■ What is expected:
Put the lines of the material from the line with "category-label: I spend" to the line with "value-label: 2.6% — [1286, 1405, 1352, 1435]", both included, into a JSON list of strings with one string per line and no blank lines.

╭─ Data provided

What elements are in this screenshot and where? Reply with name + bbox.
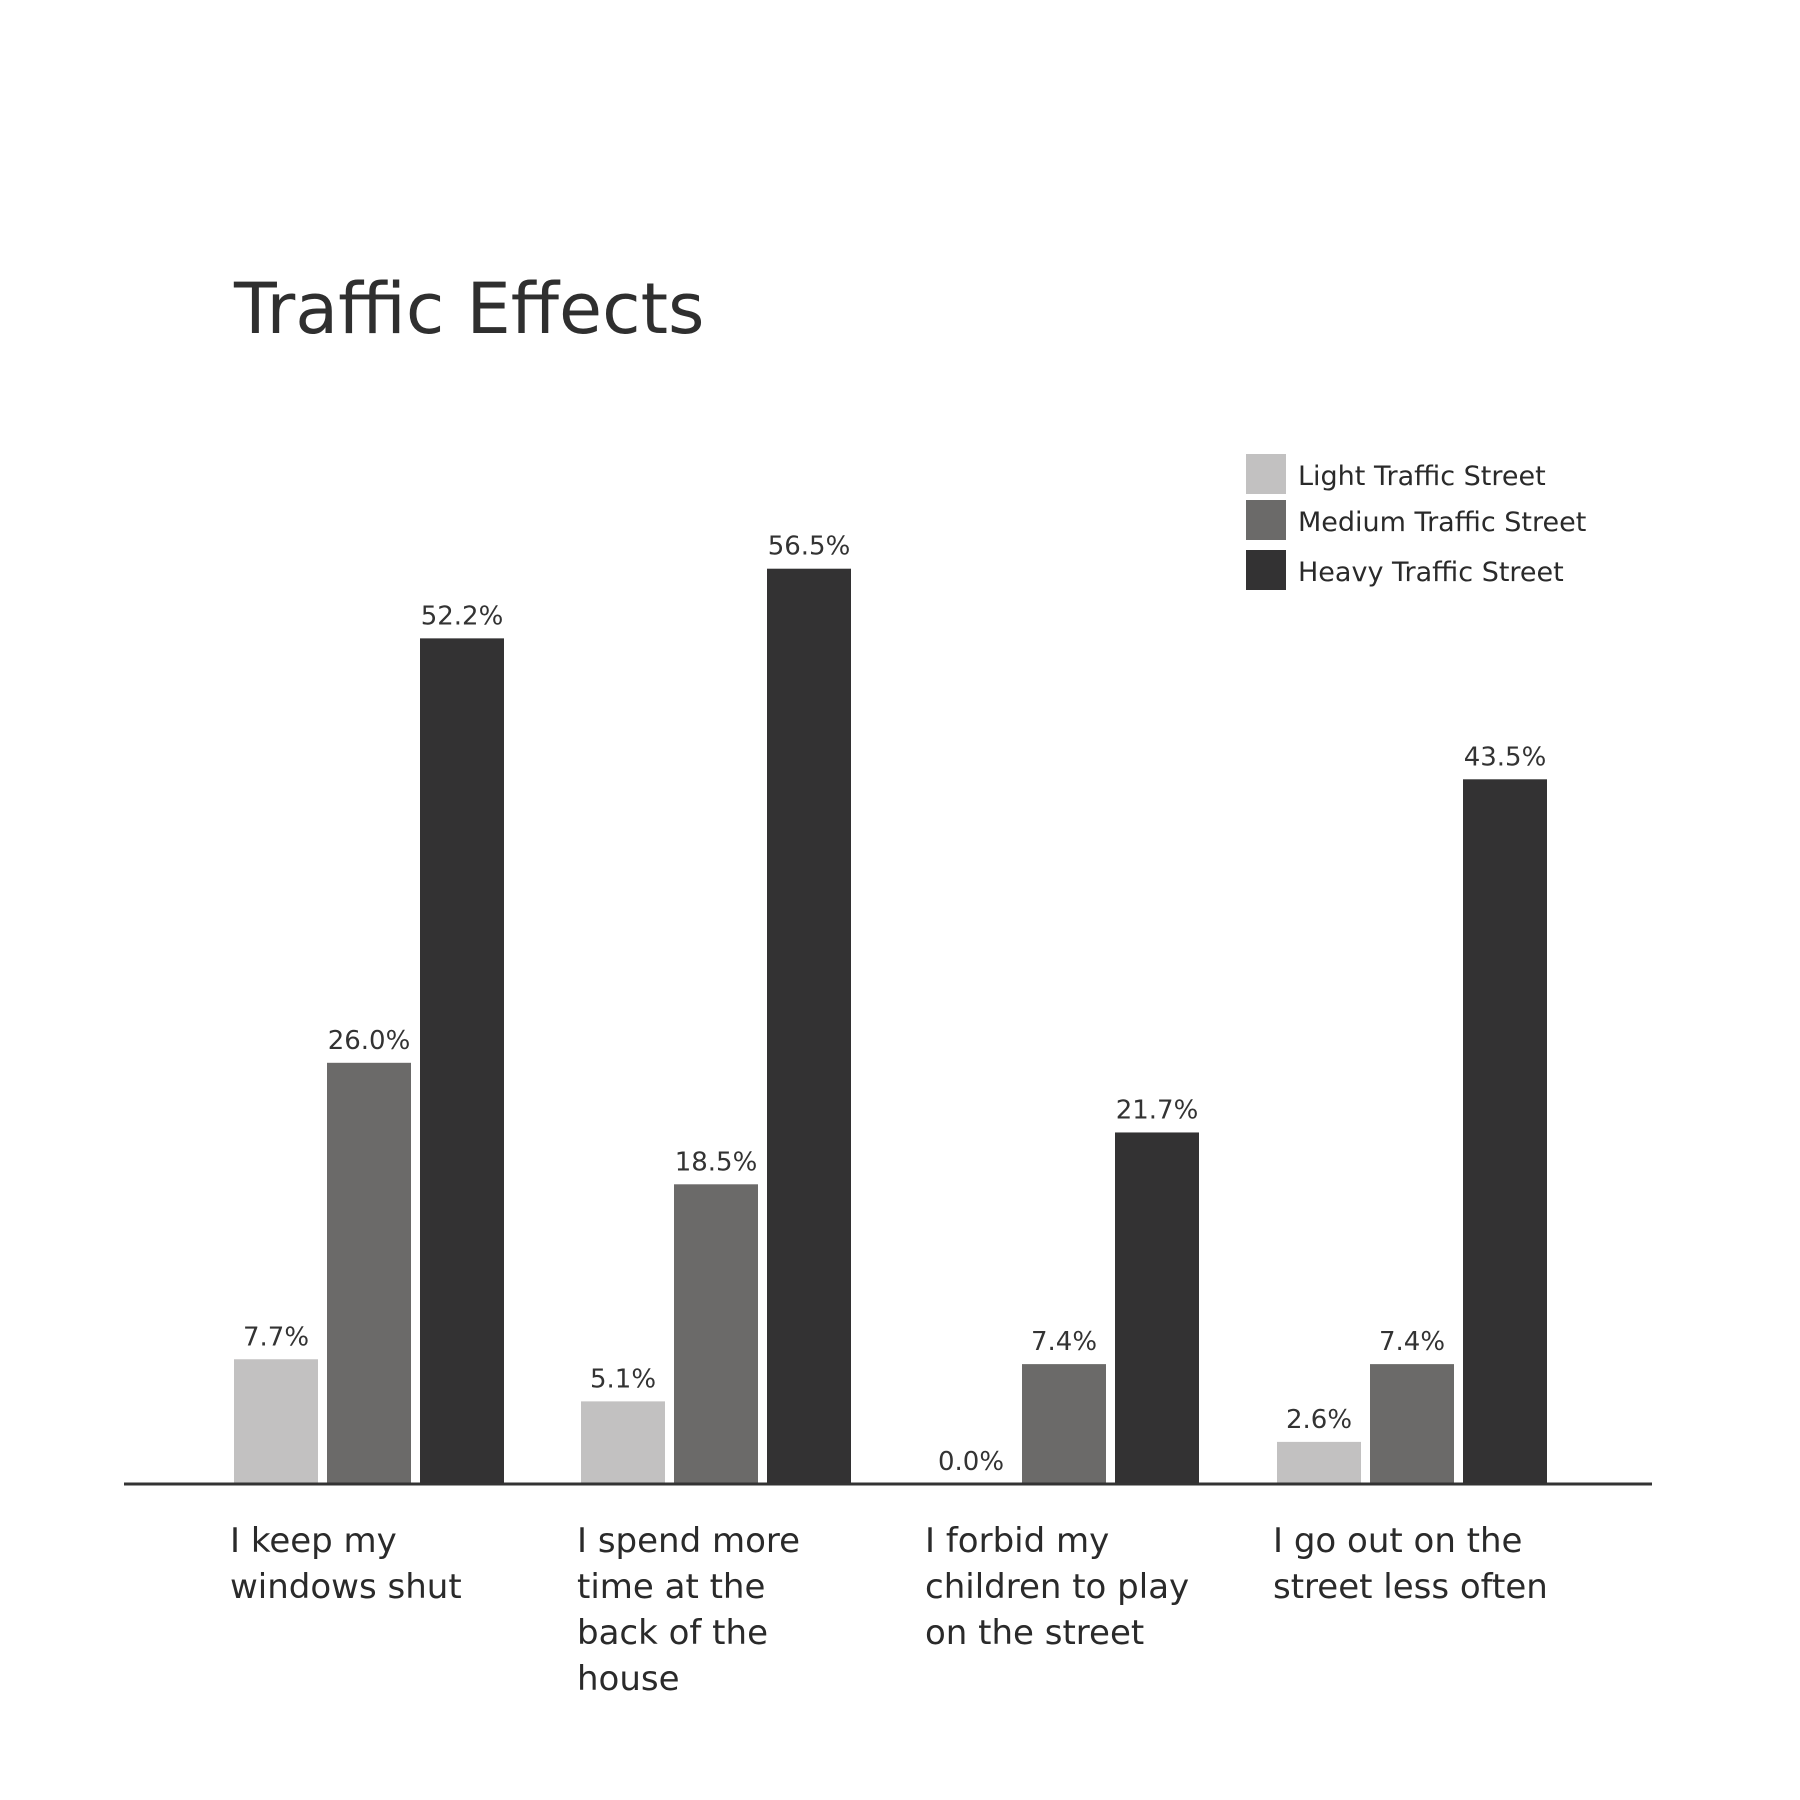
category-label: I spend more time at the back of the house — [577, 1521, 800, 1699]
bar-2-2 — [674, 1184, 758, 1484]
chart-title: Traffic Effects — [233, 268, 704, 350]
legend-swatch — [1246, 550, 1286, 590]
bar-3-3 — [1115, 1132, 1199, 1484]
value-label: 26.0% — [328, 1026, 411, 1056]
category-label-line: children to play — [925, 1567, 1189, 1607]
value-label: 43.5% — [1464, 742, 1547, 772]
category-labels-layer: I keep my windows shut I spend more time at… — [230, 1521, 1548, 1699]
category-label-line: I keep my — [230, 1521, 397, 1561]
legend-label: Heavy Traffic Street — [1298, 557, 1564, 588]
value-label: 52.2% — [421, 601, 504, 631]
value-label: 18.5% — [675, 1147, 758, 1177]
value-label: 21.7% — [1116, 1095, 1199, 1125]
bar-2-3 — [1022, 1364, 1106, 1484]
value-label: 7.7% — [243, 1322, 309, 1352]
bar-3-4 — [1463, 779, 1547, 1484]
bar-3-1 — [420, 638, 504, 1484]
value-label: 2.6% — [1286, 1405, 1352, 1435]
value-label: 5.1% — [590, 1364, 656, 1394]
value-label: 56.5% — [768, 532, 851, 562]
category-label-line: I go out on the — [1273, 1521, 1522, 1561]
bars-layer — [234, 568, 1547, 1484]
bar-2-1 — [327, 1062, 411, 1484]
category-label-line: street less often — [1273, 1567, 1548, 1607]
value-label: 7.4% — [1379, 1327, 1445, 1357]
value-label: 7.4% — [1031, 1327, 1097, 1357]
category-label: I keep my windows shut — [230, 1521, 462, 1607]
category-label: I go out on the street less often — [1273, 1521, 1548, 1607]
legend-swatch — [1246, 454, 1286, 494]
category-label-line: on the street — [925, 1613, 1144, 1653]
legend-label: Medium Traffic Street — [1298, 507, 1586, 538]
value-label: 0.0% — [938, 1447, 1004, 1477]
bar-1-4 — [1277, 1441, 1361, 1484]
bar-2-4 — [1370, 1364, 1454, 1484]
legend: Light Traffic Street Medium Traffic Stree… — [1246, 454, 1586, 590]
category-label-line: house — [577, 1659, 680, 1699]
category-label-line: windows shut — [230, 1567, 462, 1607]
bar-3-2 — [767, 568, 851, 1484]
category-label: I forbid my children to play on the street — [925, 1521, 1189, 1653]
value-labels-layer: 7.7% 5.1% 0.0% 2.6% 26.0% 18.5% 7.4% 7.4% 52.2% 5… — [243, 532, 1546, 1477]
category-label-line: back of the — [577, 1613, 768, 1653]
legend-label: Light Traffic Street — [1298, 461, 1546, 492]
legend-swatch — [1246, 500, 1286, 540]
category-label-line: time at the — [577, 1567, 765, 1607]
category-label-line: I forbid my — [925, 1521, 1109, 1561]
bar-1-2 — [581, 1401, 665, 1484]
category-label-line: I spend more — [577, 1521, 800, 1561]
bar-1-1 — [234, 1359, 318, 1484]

╰─
╭─ Data provided

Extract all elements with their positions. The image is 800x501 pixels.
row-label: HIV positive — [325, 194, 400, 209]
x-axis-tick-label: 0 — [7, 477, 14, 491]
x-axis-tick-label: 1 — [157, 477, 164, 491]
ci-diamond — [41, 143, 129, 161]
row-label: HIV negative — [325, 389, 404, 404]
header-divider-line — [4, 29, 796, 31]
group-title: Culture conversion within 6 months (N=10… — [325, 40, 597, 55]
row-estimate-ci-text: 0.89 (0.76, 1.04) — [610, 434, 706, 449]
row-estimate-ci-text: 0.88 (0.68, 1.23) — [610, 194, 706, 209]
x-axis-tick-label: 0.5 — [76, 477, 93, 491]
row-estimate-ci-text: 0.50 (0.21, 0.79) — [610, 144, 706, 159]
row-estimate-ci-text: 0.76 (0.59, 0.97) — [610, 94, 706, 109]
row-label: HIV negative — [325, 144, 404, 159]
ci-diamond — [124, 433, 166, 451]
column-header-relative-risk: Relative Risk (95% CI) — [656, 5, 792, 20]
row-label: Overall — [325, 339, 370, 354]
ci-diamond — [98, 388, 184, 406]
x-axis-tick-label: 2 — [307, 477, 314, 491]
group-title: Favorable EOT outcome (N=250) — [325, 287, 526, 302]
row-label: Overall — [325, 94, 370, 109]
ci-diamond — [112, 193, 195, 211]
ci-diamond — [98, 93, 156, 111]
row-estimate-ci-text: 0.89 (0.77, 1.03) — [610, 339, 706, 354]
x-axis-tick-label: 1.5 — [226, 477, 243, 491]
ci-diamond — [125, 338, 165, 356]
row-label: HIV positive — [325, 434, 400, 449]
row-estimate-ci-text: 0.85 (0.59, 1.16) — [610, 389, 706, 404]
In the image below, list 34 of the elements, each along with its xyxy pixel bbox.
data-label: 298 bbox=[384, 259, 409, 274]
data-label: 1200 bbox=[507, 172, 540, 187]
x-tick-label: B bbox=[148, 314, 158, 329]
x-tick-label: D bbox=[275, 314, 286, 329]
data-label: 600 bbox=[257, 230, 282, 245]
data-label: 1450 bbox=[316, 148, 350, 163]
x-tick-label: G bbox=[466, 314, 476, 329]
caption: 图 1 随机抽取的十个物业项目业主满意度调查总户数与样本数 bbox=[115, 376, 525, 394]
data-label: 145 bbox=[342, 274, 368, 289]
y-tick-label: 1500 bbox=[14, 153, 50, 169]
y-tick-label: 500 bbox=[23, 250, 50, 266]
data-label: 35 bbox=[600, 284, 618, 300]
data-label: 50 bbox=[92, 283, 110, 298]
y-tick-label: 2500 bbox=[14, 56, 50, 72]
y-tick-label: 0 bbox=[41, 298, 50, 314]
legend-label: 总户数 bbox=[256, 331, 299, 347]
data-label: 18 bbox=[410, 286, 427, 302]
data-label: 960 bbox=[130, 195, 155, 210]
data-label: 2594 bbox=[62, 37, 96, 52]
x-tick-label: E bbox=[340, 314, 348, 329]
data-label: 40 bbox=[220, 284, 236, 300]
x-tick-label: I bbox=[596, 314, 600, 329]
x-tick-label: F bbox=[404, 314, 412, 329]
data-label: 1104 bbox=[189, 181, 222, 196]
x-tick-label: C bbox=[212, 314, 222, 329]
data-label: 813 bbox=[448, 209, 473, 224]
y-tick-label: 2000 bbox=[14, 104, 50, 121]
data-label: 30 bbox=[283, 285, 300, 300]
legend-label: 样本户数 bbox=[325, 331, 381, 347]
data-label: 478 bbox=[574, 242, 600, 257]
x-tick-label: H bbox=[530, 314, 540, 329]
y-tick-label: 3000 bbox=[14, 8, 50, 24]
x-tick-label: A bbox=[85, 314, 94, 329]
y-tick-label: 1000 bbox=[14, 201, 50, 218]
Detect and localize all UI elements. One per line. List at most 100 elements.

╰─

■ Result of the exercise:
[
  "category-label: I spend more time at the back of the house — [577, 1521, 800, 1699]",
  "bar-2-2 — [674, 1184, 758, 1484]",
  "chart-title: Traffic Effects — [233, 268, 704, 350]",
  "legend-swatch — [1246, 550, 1286, 590]",
  "bar-3-3 — [1115, 1132, 1199, 1484]",
  "value-label: 26.0% — [328, 1026, 411, 1056]",
  "category-label-line: children to play — [925, 1567, 1189, 1607]",
  "value-label: 43.5% — [1464, 742, 1547, 772]",
  "category-labels-layer: I keep my windows shut I spend more time at… — [230, 1521, 1548, 1699]",
  "category-label-line: I keep my — [230, 1521, 397, 1561]",
  "legend-label: Heavy Traffic Street — [1298, 557, 1564, 588]",
  "value-label: 52.2% — [421, 601, 504, 631]",
  "value-label: 18.5% — [675, 1147, 758, 1177]",
  "value-label: 21.7% — [1116, 1095, 1199, 1125]",
  "bar-2-3 — [1022, 1364, 1106, 1484]",
  "value-label: 7.7% — [243, 1322, 309, 1352]",
  "bar-3-4 — [1463, 779, 1547, 1484]",
  "bar-3-1 — [420, 638, 504, 1484]",
  "value-label: 2.6% — [1286, 1405, 1352, 1435]"
]